• Study text
Anchored Tongue Bay (eastern side Whitsunday Island): 12/09/2021 (2 days) and again 19/09/2021 (2 days), 20 14.410S, 149 00.862E, in 4.8m with 2.1m tide, 27m chain, scope ratio HT 5:1. Winds E 5-10knts, SE 5-15knts. Phone reception for 5 minutes, just north of Lagoon Rock as running south along Whitehaven Beach, otherwise some reception at the second lookout over Hill Inlet.  [Marine Park Yellow Zone (there are conditions on fishing), [Marine Park Zoning Map 10 – Whitsunday, Qld Govt, 2019] [Cruising the Coral Coast, A Lucas, 2014, pg. 185-186]  [100 Magic Miles of the Great Barrier Reef – The Whitsunday Islands, D Colfelt, 13th ed, 2020, pg 200-203]

Travelled through Solway Passage (south side Whitsunday Island) with a 23o current pushing to south, in 23m depth, travelling at 6knots.  [100 Magic Miles of the Great Barrier Reef – The Whitsunday Islands, D Colfelt, 13th ed, 2020, pg 199] [Marine Park Zoning Map 10 – Whitsunday, Qld Govt, 2019]

Anchored Gulnare Inlet: 21/09/2021, 20 17.665S, 148 57.242E, in 4.8m with 3m tide, 20m chain, scope ratio HT4:1. Winds SE 10knts.  Storm surge on HT and swing due to wind change depth to 6.5m, scope 2.5:1, dragged, winds ESE 27knts gust to 45knts. A very secure anchorage when anchored correctly.  [100 Magic Miles of the Great Barrier Reef – The Whitsunday Islands, D Colfelt, 13th ed, 2020, pg 191] [Marine Park Zoning Map 10 – Whitsunday, Qld Govt, 2019]  [Cruising the Coral Coast, A Lucas, 2014, pg. 182-184]

Anchored Double Bay, (western); 23/09/2021, 20 11.363S, 148 36.011E, in 4.1m with 2.4m tide, 30m chain (scope ratio HT8:1), exit 300o. Winds ESE <10knts.  Rolly but secure.  As lifted anchor we swung over a shallow area (1.8m), maybe a small sand bank? Good holding, sticky mud on anchor. [100 Magic Miles of the Great Barrier Reef – The Whitsunday Islands, D Colfelt, 13th ed, 2020, pg 144]  [Marine Park Zoning Map 10 – Whitsunday, Qld Govt, 2019] [Cruising the Coral Coast, A Lucas, 2014, pg. 192-193]

Anchored Little Jonah Bay; 24/09/2021, 20 05.070S, 148 32.126E, in 5m with 2.6m tide, 40m chain, scope ratio HT7.5:1, exit 360o. Winds ESE 13knts. [100 Magic Miles of the Great Barrier Reef – The Whitsunday Islands, D Colfelt, 13th ed, 2020, pg 137]  [Marine Park Zoning Map 10 – Whitsunday, Qld Govt, 2019] [Cruising the Coral Coast, A Lucas, 2014, pg. 194] Colfelt is the better reference here.

• Dataset records
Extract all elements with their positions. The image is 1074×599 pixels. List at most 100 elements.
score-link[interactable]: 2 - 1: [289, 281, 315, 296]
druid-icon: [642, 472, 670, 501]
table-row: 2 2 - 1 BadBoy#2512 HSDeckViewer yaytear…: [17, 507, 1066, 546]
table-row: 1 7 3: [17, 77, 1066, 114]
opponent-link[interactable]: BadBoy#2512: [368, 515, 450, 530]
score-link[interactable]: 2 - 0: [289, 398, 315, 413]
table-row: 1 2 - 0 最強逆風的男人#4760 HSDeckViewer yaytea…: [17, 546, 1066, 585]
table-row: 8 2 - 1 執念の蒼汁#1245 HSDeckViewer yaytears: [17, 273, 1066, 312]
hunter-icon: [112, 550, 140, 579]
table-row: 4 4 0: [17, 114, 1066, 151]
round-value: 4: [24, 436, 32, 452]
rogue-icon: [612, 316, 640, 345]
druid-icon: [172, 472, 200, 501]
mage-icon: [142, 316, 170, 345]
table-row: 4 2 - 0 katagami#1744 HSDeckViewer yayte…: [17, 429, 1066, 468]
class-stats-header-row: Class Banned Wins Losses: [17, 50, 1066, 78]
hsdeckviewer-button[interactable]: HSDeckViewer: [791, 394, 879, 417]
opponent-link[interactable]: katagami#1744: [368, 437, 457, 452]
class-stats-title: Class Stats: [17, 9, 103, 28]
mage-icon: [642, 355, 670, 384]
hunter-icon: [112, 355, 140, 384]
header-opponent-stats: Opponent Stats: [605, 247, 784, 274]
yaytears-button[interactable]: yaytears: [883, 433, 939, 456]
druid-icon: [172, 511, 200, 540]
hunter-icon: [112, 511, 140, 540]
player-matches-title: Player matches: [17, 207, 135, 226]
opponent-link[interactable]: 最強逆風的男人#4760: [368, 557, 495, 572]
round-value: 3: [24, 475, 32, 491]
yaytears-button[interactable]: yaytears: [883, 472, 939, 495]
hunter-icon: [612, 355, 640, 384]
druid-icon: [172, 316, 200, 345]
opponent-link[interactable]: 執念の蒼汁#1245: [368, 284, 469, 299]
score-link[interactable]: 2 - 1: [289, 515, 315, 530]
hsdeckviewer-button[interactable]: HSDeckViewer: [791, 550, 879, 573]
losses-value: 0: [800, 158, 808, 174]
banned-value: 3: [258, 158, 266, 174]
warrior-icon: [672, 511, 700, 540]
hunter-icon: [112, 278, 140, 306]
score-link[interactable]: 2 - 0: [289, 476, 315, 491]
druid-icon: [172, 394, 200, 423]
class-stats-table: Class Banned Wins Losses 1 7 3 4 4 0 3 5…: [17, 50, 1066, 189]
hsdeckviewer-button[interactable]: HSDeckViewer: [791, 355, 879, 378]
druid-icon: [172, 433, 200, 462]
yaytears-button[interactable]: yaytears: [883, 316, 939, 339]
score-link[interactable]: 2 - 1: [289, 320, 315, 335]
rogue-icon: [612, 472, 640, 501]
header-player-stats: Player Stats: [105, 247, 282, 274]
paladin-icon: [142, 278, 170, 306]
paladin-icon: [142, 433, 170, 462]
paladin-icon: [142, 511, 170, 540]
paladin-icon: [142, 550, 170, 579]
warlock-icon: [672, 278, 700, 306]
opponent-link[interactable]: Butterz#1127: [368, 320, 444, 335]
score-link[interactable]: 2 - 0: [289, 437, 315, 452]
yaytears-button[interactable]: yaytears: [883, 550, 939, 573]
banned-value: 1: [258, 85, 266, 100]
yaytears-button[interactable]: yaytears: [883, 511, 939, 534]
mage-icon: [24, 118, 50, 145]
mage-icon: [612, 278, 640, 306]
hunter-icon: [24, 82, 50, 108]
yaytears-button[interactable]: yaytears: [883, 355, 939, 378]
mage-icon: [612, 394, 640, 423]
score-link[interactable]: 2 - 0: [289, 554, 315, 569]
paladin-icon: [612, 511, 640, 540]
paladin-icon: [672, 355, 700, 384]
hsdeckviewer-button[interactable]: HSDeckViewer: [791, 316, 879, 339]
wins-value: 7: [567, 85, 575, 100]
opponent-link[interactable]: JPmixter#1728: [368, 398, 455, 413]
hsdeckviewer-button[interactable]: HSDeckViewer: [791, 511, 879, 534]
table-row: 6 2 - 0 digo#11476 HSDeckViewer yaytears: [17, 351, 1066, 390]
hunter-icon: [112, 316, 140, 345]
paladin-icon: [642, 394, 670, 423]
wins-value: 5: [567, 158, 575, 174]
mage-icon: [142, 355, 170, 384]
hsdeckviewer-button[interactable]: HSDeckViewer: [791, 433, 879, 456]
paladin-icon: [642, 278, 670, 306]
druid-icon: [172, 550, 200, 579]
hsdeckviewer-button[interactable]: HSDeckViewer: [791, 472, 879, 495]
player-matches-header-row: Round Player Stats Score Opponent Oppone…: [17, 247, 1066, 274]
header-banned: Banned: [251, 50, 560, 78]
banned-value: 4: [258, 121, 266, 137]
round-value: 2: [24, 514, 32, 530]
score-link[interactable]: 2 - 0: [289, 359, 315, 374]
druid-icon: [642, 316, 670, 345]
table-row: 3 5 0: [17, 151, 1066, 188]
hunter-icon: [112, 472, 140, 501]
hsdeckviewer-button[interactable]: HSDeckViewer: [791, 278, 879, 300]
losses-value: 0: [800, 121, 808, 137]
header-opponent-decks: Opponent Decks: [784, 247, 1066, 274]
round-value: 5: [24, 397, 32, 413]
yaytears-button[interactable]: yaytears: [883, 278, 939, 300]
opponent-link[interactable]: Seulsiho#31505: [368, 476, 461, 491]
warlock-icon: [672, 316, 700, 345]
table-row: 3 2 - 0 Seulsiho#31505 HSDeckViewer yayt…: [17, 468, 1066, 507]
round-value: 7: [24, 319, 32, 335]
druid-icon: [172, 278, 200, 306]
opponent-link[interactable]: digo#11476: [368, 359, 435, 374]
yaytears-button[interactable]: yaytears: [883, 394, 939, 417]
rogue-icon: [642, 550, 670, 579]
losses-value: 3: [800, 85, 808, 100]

• How to complete this task
Translate this sentence from the Whitsunday anchorage notes into Spanish: "Colfelt is the better reference here."

• The answer
Colfelt es la mejor referencia aquí.